◆ **What you are asked to do**
Return each line of the listing below, unchanged, and omit the images.

◆ **Supplied data**

####################

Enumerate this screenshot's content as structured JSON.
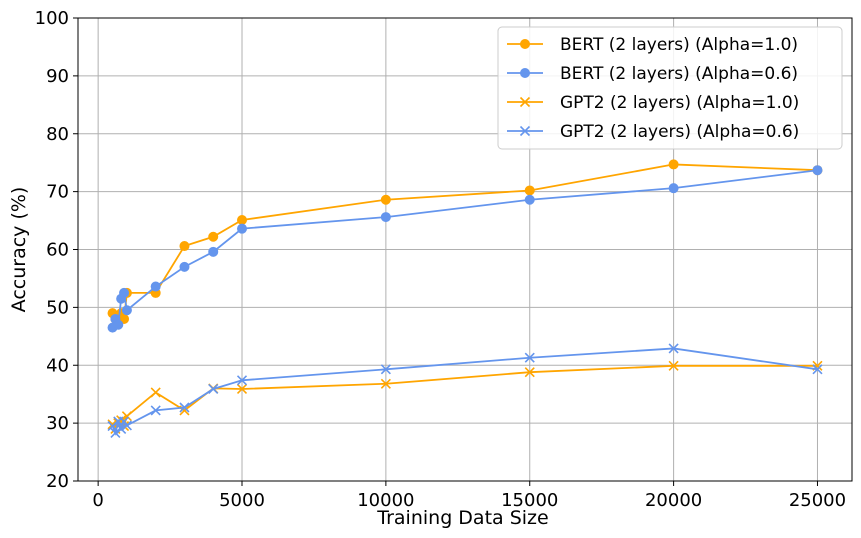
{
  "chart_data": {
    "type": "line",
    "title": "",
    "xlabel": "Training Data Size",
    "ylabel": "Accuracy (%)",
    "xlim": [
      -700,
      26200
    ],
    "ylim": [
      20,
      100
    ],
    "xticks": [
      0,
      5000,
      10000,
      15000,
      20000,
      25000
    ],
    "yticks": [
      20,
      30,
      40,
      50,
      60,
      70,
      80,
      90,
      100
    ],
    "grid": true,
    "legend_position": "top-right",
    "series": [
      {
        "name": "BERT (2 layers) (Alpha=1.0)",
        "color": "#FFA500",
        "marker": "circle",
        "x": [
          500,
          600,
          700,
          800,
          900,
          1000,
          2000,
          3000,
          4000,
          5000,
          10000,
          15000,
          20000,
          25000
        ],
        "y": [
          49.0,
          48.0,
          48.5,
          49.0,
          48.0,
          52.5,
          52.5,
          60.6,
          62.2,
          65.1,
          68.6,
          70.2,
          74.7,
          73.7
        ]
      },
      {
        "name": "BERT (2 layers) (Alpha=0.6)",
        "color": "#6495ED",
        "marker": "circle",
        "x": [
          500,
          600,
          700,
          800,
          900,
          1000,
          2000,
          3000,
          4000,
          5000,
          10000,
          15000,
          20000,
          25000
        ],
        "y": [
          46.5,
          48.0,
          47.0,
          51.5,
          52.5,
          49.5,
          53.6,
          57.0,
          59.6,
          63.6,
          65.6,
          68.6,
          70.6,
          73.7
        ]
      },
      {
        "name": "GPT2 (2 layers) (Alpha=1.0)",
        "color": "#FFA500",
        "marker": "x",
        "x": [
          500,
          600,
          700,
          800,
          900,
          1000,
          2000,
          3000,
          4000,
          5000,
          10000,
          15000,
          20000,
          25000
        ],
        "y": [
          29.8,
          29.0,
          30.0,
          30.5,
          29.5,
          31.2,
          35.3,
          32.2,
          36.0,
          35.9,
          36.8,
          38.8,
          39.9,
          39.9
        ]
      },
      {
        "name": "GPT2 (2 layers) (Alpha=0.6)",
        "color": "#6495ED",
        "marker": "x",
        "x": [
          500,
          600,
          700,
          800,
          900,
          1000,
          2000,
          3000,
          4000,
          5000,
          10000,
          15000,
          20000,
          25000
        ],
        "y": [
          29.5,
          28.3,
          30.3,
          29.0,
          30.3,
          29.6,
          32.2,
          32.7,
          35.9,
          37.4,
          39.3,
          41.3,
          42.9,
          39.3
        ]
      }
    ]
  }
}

####################

◆ **Output of the exercise**
Enumerate this screenshot's content as structured JSON.
{
  "chart_data": {
    "type": "line",
    "title": "",
    "xlabel": "Training Data Size",
    "ylabel": "Accuracy (%)",
    "xlim": [
      -700,
      26200
    ],
    "ylim": [
      20,
      100
    ],
    "xticks": [
      0,
      5000,
      10000,
      15000,
      20000,
      25000
    ],
    "yticks": [
      20,
      30,
      40,
      50,
      60,
      70,
      80,
      90,
      100
    ],
    "grid": true,
    "legend_position": "top-right",
    "series": [
      {
        "name": "BERT (2 layers) (Alpha=1.0)",
        "color": "#FFA500",
        "marker": "circle",
        "x": [
          500,
          600,
          700,
          800,
          900,
          1000,
          2000,
          3000,
          4000,
          5000,
          10000,
          15000,
          20000,
          25000
        ],
        "y": [
          49.0,
          48.0,
          48.5,
          49.0,
          48.0,
          52.5,
          52.5,
          60.6,
          62.2,
          65.1,
          68.6,
          70.2,
          74.7,
          73.7
        ]
      },
      {
        "name": "BERT (2 layers) (Alpha=0.6)",
        "color": "#6495ED",
        "marker": "circle",
        "x": [
          500,
          600,
          700,
          800,
          900,
          1000,
          2000,
          3000,
          4000,
          5000,
          10000,
          15000,
          20000,
          25000
        ],
        "y": [
          46.5,
          48.0,
          47.0,
          51.5,
          52.5,
          49.5,
          53.6,
          57.0,
          59.6,
          63.6,
          65.6,
          68.6,
          70.6,
          73.7
        ]
      },
      {
        "name": "GPT2 (2 layers) (Alpha=1.0)",
        "color": "#FFA500",
        "marker": "x",
        "x": [
          500,
          600,
          700,
          800,
          900,
          1000,
          2000,
          3000,
          4000,
          5000,
          10000,
          15000,
          20000,
          25000
        ],
        "y": [
          29.8,
          29.0,
          30.0,
          30.5,
          29.5,
          31.2,
          35.3,
          32.2,
          36.0,
          35.9,
          36.8,
          38.8,
          39.9,
          39.9
        ]
      },
      {
        "name": "GPT2 (2 layers) (Alpha=0.6)",
        "color": "#6495ED",
        "marker": "x",
        "x": [
          500,
          600,
          700,
          800,
          900,
          1000,
          2000,
          3000,
          4000,
          5000,
          10000,
          15000,
          20000,
          25000
        ],
        "y": [
          29.5,
          28.3,
          30.3,
          29.0,
          30.3,
          29.6,
          32.2,
          32.7,
          35.9,
          37.4,
          39.3,
          41.3,
          42.9,
          39.3
        ]
      }
    ]
  }
}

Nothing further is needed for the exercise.